-- Directive --
Provide a single number: the count of lines containing the string "left".

──────────

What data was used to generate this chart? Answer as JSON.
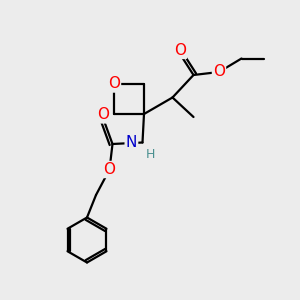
{
  "bg_color": "#ececec",
  "atom_colors": {
    "O": "#ff0000",
    "N": "#0000cc",
    "C": "#000000",
    "H": "#4a9090"
  },
  "bond_color": "#000000",
  "bond_width": 1.6,
  "font_size_atom": 10,
  "fig_size": [
    3.0,
    3.0
  ],
  "dpi": 100,
  "scale": 10
}
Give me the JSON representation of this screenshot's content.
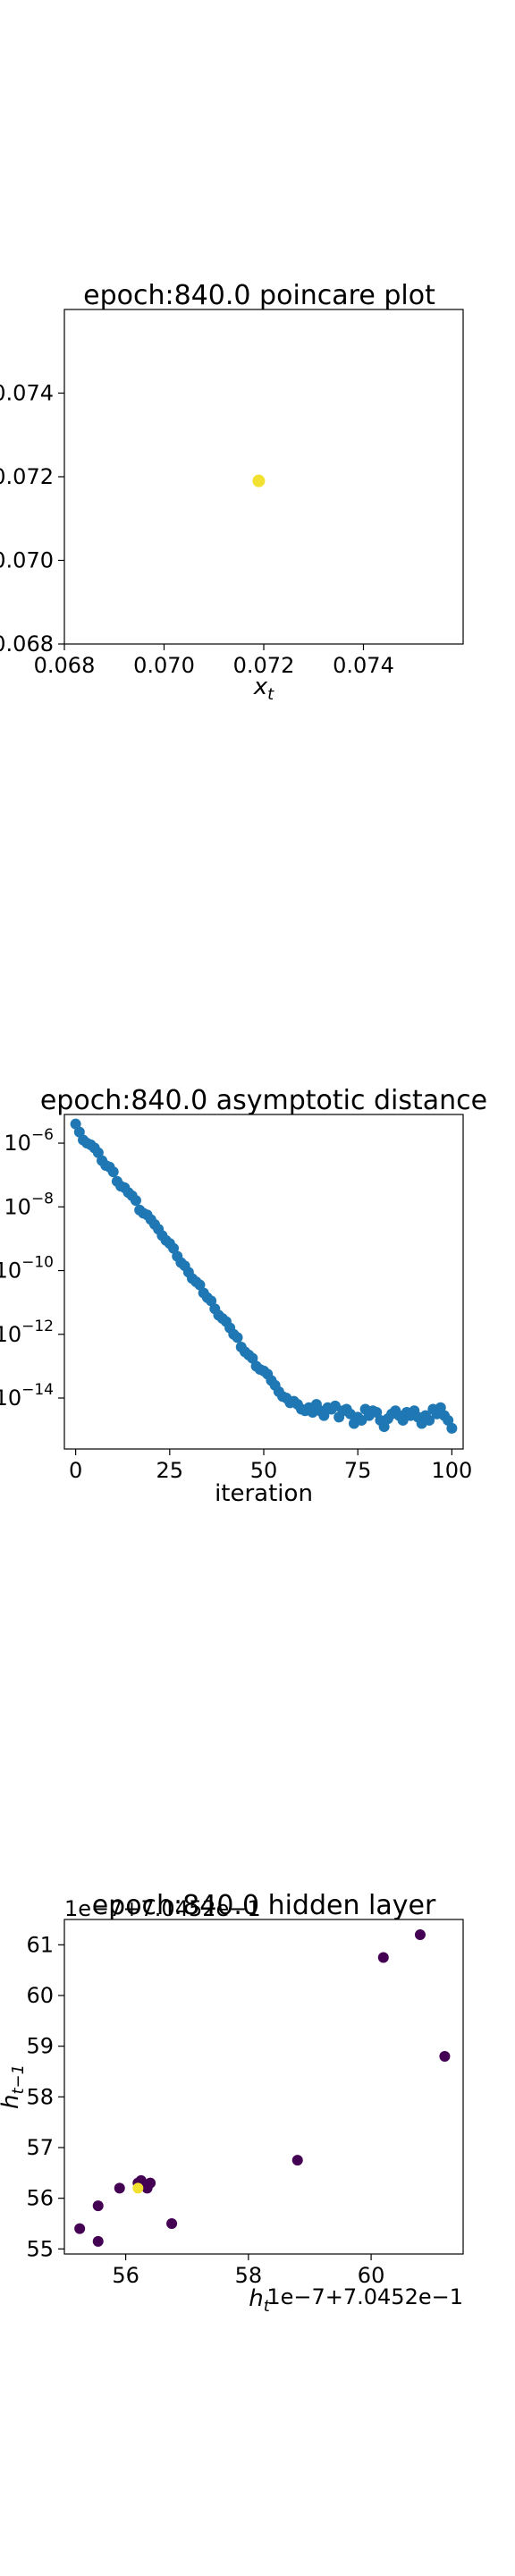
{
  "chart_data": [
    {
      "type": "scatter",
      "title": "epoch:840.0 poincare plot",
      "xlabel": "x_t",
      "ylabel": "",
      "xlim": [
        0.068,
        0.076
      ],
      "ylim": [
        0.068,
        0.076
      ],
      "xticks": [
        "0.068",
        "0.070",
        "0.072",
        "0.074"
      ],
      "yticks": [
        "0.068",
        "0.070",
        "0.072",
        "0.074"
      ],
      "tick_values": [
        0.068,
        0.07,
        0.072,
        0.074
      ],
      "points": [
        {
          "x": 0.0719,
          "y": 0.0719,
          "color": "#f2e130"
        }
      ]
    },
    {
      "type": "scatter",
      "title": "epoch:840.0 asymptotic distance",
      "xlabel": "iteration",
      "ylabel": "",
      "yscale": "log",
      "xlim": [
        -3,
        103
      ],
      "ylim_log10": [
        -15.6,
        -5.1
      ],
      "xticks": [
        "0",
        "25",
        "50",
        "75",
        "100"
      ],
      "xtick_values": [
        0,
        25,
        50,
        75,
        100
      ],
      "yticks": [
        {
          "base": "10",
          "exp": "−6",
          "log": -6
        },
        {
          "base": "10",
          "exp": "−8",
          "log": -8
        },
        {
          "base": "10",
          "exp": "−10",
          "log": -10
        },
        {
          "base": "10",
          "exp": "−12",
          "log": -12
        },
        {
          "base": "10",
          "exp": "−14",
          "log": -14
        }
      ],
      "color": "#1f77b4",
      "y_log10": [
        -5.4,
        -5.65,
        -5.9,
        -6.0,
        -6.05,
        -6.15,
        -6.3,
        -6.55,
        -6.7,
        -6.75,
        -6.9,
        -7.2,
        -7.35,
        -7.4,
        -7.55,
        -7.65,
        -7.8,
        -8.1,
        -8.2,
        -8.25,
        -8.4,
        -8.55,
        -8.7,
        -8.9,
        -9.05,
        -9.15,
        -9.3,
        -9.55,
        -9.75,
        -9.85,
        -10.05,
        -10.25,
        -10.35,
        -10.45,
        -10.7,
        -10.85,
        -10.95,
        -11.2,
        -11.4,
        -11.5,
        -11.6,
        -11.8,
        -12.0,
        -12.1,
        -12.4,
        -12.55,
        -12.65,
        -12.75,
        -13.0,
        -13.1,
        -13.15,
        -13.25,
        -13.45,
        -13.6,
        -13.8,
        -13.95,
        -14.0,
        -14.15,
        -14.1,
        -14.2,
        -14.35,
        -14.4,
        -14.3,
        -14.45,
        -14.2,
        -14.4,
        -14.55,
        -14.3,
        -14.35,
        -14.25,
        -14.6,
        -14.4,
        -14.35,
        -14.5,
        -14.8,
        -14.6,
        -14.7,
        -14.35,
        -14.55,
        -14.4,
        -14.45,
        -14.7,
        -14.9,
        -14.65,
        -14.5,
        -14.4,
        -14.55,
        -14.7,
        -14.45,
        -14.55,
        -14.4,
        -14.6,
        -14.8,
        -14.55,
        -14.7,
        -14.35,
        -14.5,
        -14.3,
        -14.55,
        -14.7,
        -14.95
      ]
    },
    {
      "type": "scatter",
      "title": "epoch:840.0 hidden layer",
      "xlabel": "h_t",
      "ylabel": "h_{t-1}",
      "x_offset_label": "1e−7+7.0452e−1",
      "y_offset_label": "1e−7+7.0452e−1",
      "xlim": [
        55.0,
        61.5
      ],
      "ylim": [
        54.9,
        61.5
      ],
      "xticks": [
        "56",
        "58",
        "60"
      ],
      "xtick_values": [
        56,
        58,
        60
      ],
      "yticks": [
        "55",
        "56",
        "57",
        "58",
        "59",
        "60",
        "61"
      ],
      "ytick_values": [
        55,
        56,
        57,
        58,
        59,
        60,
        61
      ],
      "points": [
        {
          "x": 55.25,
          "y": 55.4,
          "color": "#440154"
        },
        {
          "x": 55.55,
          "y": 55.15,
          "color": "#440154"
        },
        {
          "x": 55.55,
          "y": 55.85,
          "color": "#440154"
        },
        {
          "x": 55.9,
          "y": 56.2,
          "color": "#440154"
        },
        {
          "x": 56.25,
          "y": 56.35,
          "color": "#440154"
        },
        {
          "x": 56.4,
          "y": 56.3,
          "color": "#440154"
        },
        {
          "x": 56.35,
          "y": 56.2,
          "color": "#440154"
        },
        {
          "x": 56.2,
          "y": 56.3,
          "color": "#440154"
        },
        {
          "x": 56.75,
          "y": 55.5,
          "color": "#440154"
        },
        {
          "x": 58.8,
          "y": 56.75,
          "color": "#440154"
        },
        {
          "x": 60.2,
          "y": 60.75,
          "color": "#440154"
        },
        {
          "x": 60.8,
          "y": 61.2,
          "color": "#440154"
        },
        {
          "x": 61.2,
          "y": 58.8,
          "color": "#440154"
        },
        {
          "x": 56.2,
          "y": 56.2,
          "color": "#f2e130"
        }
      ]
    }
  ]
}
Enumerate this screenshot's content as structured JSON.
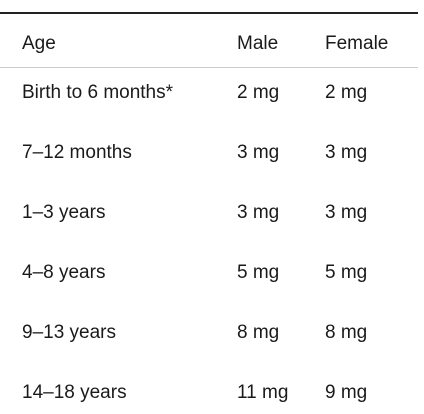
{
  "table": {
    "header": [
      "Age",
      "Male",
      "Female"
    ],
    "rows": [
      [
        "Birth to 6 months*",
        "2 mg",
        "2 mg"
      ],
      [
        "7–12 months",
        "3 mg",
        "3 mg"
      ],
      [
        "1–3 years",
        "3 mg",
        "3 mg"
      ],
      [
        "4–8 years",
        "5 mg",
        "5 mg"
      ],
      [
        "9–13 years",
        "8 mg",
        "8 mg"
      ],
      [
        "14–18 years",
        "11 mg",
        "9 mg"
      ]
    ]
  }
}
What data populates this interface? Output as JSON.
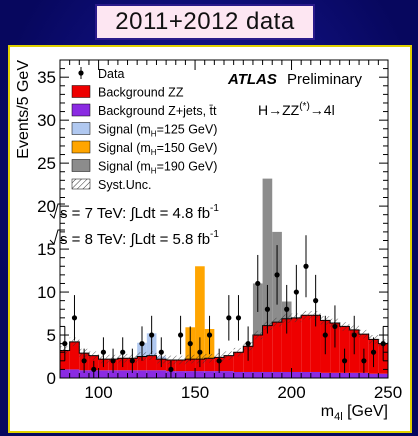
{
  "header": {
    "title": "2011+2012 data"
  },
  "colors": {
    "background_zz": "#ee0000",
    "background_zjets": "#8a2be2",
    "signal_125": "#b0c8f0",
    "signal_150": "#ffa500",
    "signal_190": "#8c8c8c",
    "frame": "#e0d000",
    "slide_bg": "#0a0a7a"
  },
  "chart_data": {
    "type": "bar",
    "title": "",
    "xlabel": "m",
    "xlabel_sub": "4l",
    "xlabel_unit": " [GeV]",
    "ylabel": "Events/5 GeV",
    "xlim": [
      80,
      250
    ],
    "ylim": [
      0,
      37
    ],
    "x_ticks": [
      100,
      150,
      200,
      250
    ],
    "y_ticks": [
      0,
      5,
      10,
      15,
      20,
      25,
      30,
      35
    ],
    "bin_width": 5,
    "bins": [
      80,
      85,
      90,
      95,
      100,
      105,
      110,
      115,
      120,
      125,
      130,
      135,
      140,
      145,
      150,
      155,
      160,
      165,
      170,
      175,
      180,
      185,
      190,
      195,
      200,
      205,
      210,
      215,
      220,
      225,
      230,
      235,
      240,
      245
    ],
    "series": [
      {
        "name": "Background Z+jets, tt̄",
        "values": [
          1.0,
          1.0,
          0.9,
          0.9,
          0.9,
          0.9,
          0.9,
          0.9,
          0.9,
          0.9,
          0.9,
          0.8,
          0.8,
          0.8,
          0.8,
          0.8,
          0.8,
          0.8,
          0.7,
          0.7,
          0.7,
          0.7,
          0.7,
          0.7,
          0.7,
          0.7,
          0.7,
          0.6,
          0.6,
          0.6,
          0.6,
          0.6,
          0.5,
          0.5
        ]
      },
      {
        "name": "Background ZZ",
        "values": [
          2.2,
          3.2,
          2.0,
          1.7,
          1.3,
          1.3,
          1.4,
          1.4,
          1.6,
          1.7,
          1.3,
          1.3,
          1.3,
          1.4,
          1.4,
          1.5,
          1.6,
          1.8,
          2.3,
          3.0,
          4.3,
          5.4,
          5.8,
          6.2,
          6.3,
          6.6,
          6.6,
          6.1,
          5.8,
          5.4,
          5.0,
          4.5,
          4.0,
          3.5
        ]
      },
      {
        "name": "Signal (m_H=125 GeV)",
        "values": [
          0,
          0,
          0,
          0,
          0,
          0,
          0,
          0,
          1.6,
          2.6,
          0.3,
          0,
          0,
          0,
          0,
          0,
          0,
          0,
          0,
          0,
          0,
          0,
          0,
          0,
          0,
          0,
          0,
          0,
          0,
          0,
          0,
          0,
          0,
          0
        ]
      },
      {
        "name": "Signal (m_H=150 GeV)",
        "values": [
          0,
          0,
          0,
          0,
          0,
          0,
          0,
          0,
          0,
          0,
          0,
          0,
          0,
          3.7,
          10.8,
          3.4,
          0,
          0,
          0,
          0,
          0,
          0,
          0,
          0,
          0,
          0,
          0,
          0,
          0,
          0,
          0,
          0,
          0,
          0
        ]
      },
      {
        "name": "Signal (m_H=190 GeV)",
        "values": [
          0,
          0,
          0,
          0,
          0,
          0,
          0,
          0,
          0,
          0,
          0,
          0,
          0,
          0,
          0,
          0,
          0,
          0,
          0,
          0,
          6.0,
          17.1,
          10.5,
          2.0,
          0,
          0,
          0,
          0,
          0,
          0,
          0,
          0,
          0,
          0
        ]
      }
    ],
    "data_points": {
      "name": "Data",
      "x": [
        82.5,
        87.5,
        92.5,
        97.5,
        102.5,
        107.5,
        112.5,
        117.5,
        122.5,
        127.5,
        132.5,
        137.5,
        142.5,
        147.5,
        152.5,
        157.5,
        162.5,
        167.5,
        172.5,
        177.5,
        182.5,
        187.5,
        192.5,
        197.5,
        202.5,
        207.5,
        212.5,
        217.5,
        222.5,
        227.5,
        232.5,
        237.5,
        242.5,
        247.5
      ],
      "y": [
        4,
        7,
        2,
        1,
        3,
        2,
        3,
        2,
        4,
        5,
        3,
        1,
        5,
        4,
        3,
        5,
        2,
        7,
        7,
        4,
        11,
        8,
        12,
        8,
        10,
        13,
        9,
        5,
        6,
        2,
        5,
        2,
        3,
        4
      ]
    },
    "legend": {
      "placement": "top-left",
      "entries": [
        {
          "label": "Data",
          "kind": "marker"
        },
        {
          "label": "Background ZZ",
          "kind": "box",
          "color": "#ee0000"
        },
        {
          "label": "Background Z+jets, t̄t",
          "kind": "box",
          "color": "#8a2be2"
        },
        {
          "label": "Signal (mₕ=125 GeV)",
          "kind": "box",
          "color": "#b0c8f0",
          "text": "Signal (m",
          "sub": "H",
          "tail": "=125 GeV)"
        },
        {
          "label": "Signal (mₕ=150 GeV)",
          "kind": "box",
          "color": "#ffa500",
          "text": "Signal (m",
          "sub": "H",
          "tail": "=150 GeV)"
        },
        {
          "label": "Signal (mₕ=190 GeV)",
          "kind": "box",
          "color": "#8c8c8c",
          "text": "Signal (m",
          "sub": "H",
          "tail": "=190 GeV)"
        },
        {
          "label": "Syst.Unc.",
          "kind": "hatch"
        }
      ]
    },
    "annotations": {
      "atlas": "ATLAS",
      "preliminary": "Preliminary",
      "channel": "H→ZZ",
      "channel_sup": "(*)",
      "channel_tail": "→4l",
      "lumi_7": "s = 7 TeV: ∫Ldt = 4.8 fb",
      "lumi_8": "s = 8 TeV: ∫Ldt = 5.8 fb",
      "lumi_sup": "-1"
    }
  }
}
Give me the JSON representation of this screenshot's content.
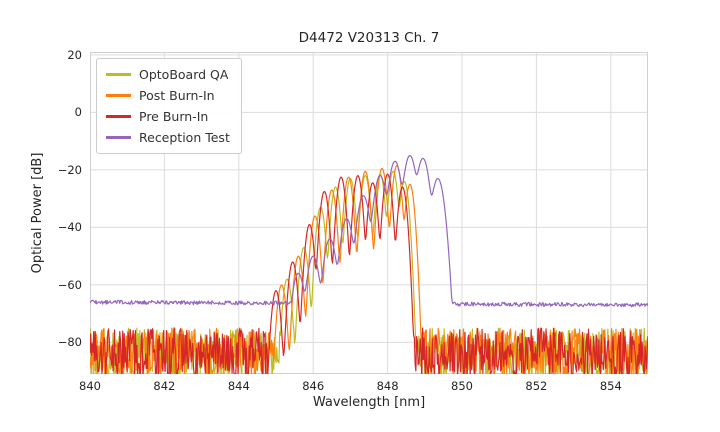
{
  "chart_data": {
    "type": "line",
    "title": "D4472 V20313 Ch. 7",
    "xlabel": "Wavelength [nm]",
    "ylabel": "Optical Power [dB]",
    "xlim": [
      840,
      855
    ],
    "ylim": [
      -91,
      21
    ],
    "xticks": [
      840,
      842,
      844,
      846,
      848,
      850,
      852,
      854
    ],
    "xtick_labels": [
      "840",
      "842",
      "844",
      "846",
      "848",
      "850",
      "852",
      "854"
    ],
    "yticks": [
      20,
      0,
      -20,
      -40,
      -60,
      -80
    ],
    "ytick_labels": [
      "20",
      "0",
      "−20",
      "−40",
      "−60",
      "−80"
    ],
    "grid": true,
    "grid_color": "#dcdcdc",
    "axes_edge_color": "#d0d0d0",
    "legend_position": "upper-left",
    "noise_seed": 20313,
    "sample_step_nm": 0.02,
    "series": [
      {
        "name": "OptoBoard QA",
        "color": "#bcbd22",
        "noise_floor_db": -84,
        "noise_amp_db": 9,
        "mode_sigma_nm": 0.06,
        "modes": [
          [
            845.3,
            -58
          ],
          [
            845.75,
            -47
          ],
          [
            846.2,
            -33
          ],
          [
            846.6,
            -26
          ],
          [
            847.0,
            -23
          ],
          [
            847.4,
            -22
          ],
          [
            847.8,
            -21.5
          ],
          [
            848.15,
            -20.5
          ],
          [
            848.45,
            -24
          ]
        ]
      },
      {
        "name": "Post Burn-In",
        "color": "#ff7f0e",
        "noise_floor_db": -84,
        "noise_amp_db": 9,
        "mode_sigma_nm": 0.06,
        "modes": [
          [
            845.15,
            -60
          ],
          [
            845.6,
            -50
          ],
          [
            846.05,
            -36
          ],
          [
            846.5,
            -27
          ],
          [
            846.95,
            -22.5
          ],
          [
            847.4,
            -20.5
          ],
          [
            847.85,
            -19.5
          ],
          [
            848.25,
            -18.5
          ],
          [
            848.6,
            -25
          ]
        ]
      },
      {
        "name": "Pre Burn-In",
        "color": "#d62728",
        "noise_floor_db": -84,
        "noise_amp_db": 9,
        "mode_sigma_nm": 0.06,
        "modes": [
          [
            845.0,
            -62
          ],
          [
            845.45,
            -52
          ],
          [
            845.9,
            -39
          ],
          [
            846.3,
            -27.5
          ],
          [
            846.75,
            -22.5
          ],
          [
            847.2,
            -22
          ],
          [
            847.6,
            -24.5
          ],
          [
            848.0,
            -21.5
          ],
          [
            848.4,
            -26
          ]
        ]
      },
      {
        "name": "Reception Test",
        "color": "#9467bd",
        "noise_floor_db": -66,
        "noise_floor_end_db": -67,
        "noise_amp_db": 0.7,
        "mode_sigma_nm": 0.085,
        "modes": [
          [
            845.6,
            -56
          ],
          [
            846.0,
            -50
          ],
          [
            846.45,
            -44
          ],
          [
            846.9,
            -37
          ],
          [
            847.35,
            -29
          ],
          [
            847.8,
            -22
          ],
          [
            848.2,
            -17
          ],
          [
            848.6,
            -15
          ],
          [
            848.95,
            -16
          ],
          [
            849.35,
            -23
          ]
        ]
      }
    ]
  }
}
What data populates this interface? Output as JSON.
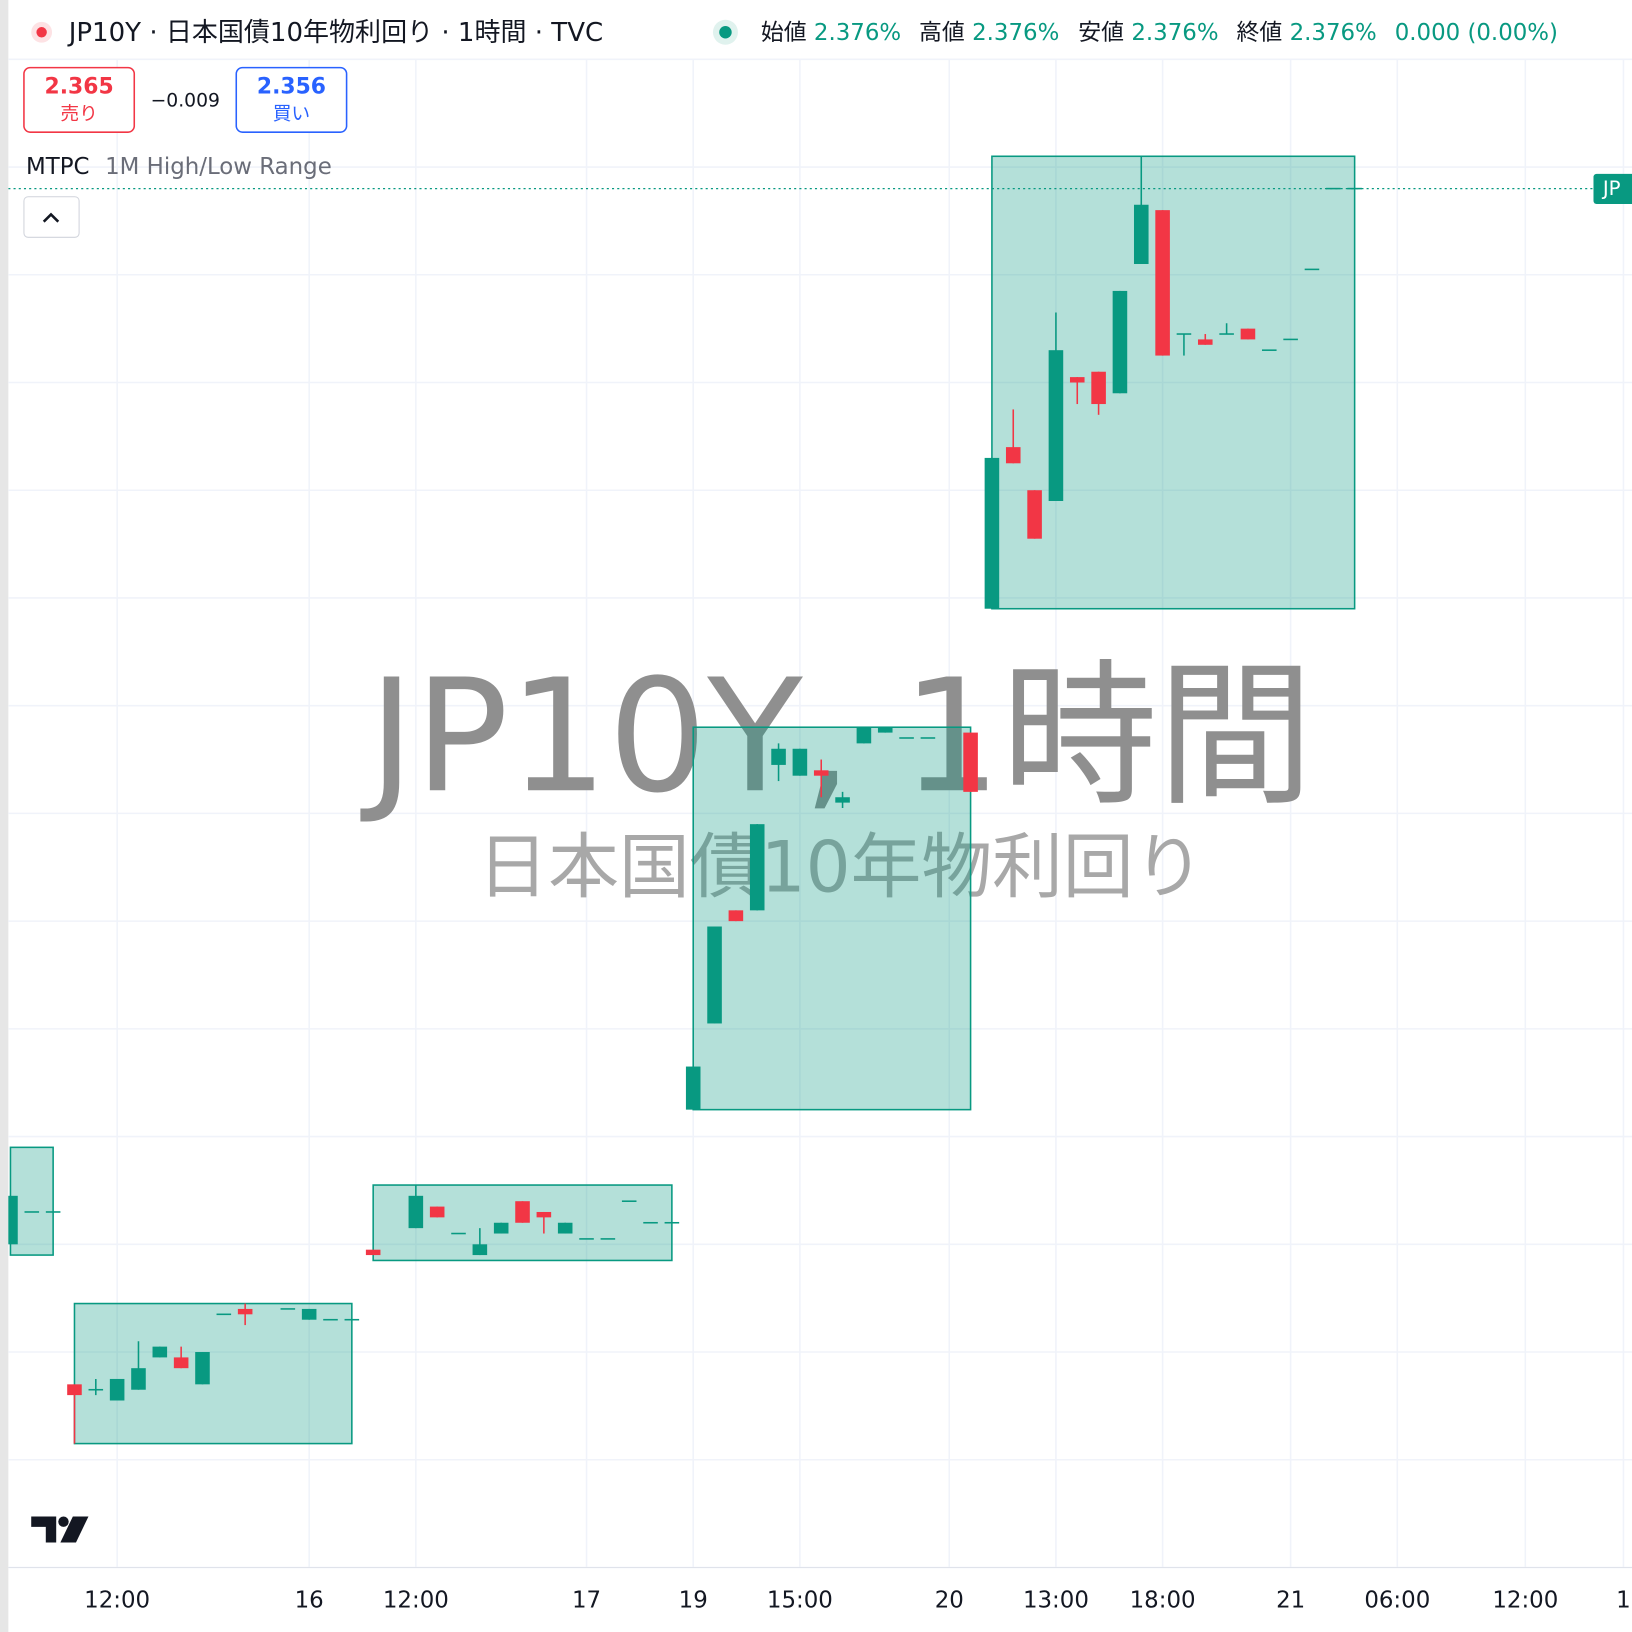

──────────

-- Answer for this exercise --
2